(Page transcription entries)
━━━━━━━━

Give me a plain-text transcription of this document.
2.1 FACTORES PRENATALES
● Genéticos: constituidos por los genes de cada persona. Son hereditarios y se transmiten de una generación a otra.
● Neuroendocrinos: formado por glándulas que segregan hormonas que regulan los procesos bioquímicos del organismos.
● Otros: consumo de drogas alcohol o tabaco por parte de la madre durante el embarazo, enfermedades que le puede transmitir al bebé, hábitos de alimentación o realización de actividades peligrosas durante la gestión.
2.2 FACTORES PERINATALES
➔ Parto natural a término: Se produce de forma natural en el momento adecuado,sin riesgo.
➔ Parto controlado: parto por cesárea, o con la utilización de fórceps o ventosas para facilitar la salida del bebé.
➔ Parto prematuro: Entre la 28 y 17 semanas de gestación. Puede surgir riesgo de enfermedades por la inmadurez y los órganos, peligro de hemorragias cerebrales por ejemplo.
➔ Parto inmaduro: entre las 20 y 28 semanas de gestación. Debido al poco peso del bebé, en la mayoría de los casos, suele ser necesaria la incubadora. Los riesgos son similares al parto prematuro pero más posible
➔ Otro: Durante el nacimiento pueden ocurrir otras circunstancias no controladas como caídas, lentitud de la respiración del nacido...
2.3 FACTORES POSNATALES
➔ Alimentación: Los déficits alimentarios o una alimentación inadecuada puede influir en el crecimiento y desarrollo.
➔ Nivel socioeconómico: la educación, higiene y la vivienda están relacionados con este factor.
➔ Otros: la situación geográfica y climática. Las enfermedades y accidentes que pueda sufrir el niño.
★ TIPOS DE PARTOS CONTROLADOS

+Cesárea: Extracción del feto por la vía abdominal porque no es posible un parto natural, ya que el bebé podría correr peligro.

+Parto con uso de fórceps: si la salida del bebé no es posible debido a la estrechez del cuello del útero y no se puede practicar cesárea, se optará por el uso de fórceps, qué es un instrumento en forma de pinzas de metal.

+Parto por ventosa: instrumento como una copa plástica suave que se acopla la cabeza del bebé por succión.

━━━━━━━━

#### Instructions to follow:
Where the string "FACTORES" appears in a line of the entries above, return that line.

#### Solved problem:
2.1 FACTORES PRENATALES
2.2 FACTORES PERINATALES
2.3 FACTORES POSNATALES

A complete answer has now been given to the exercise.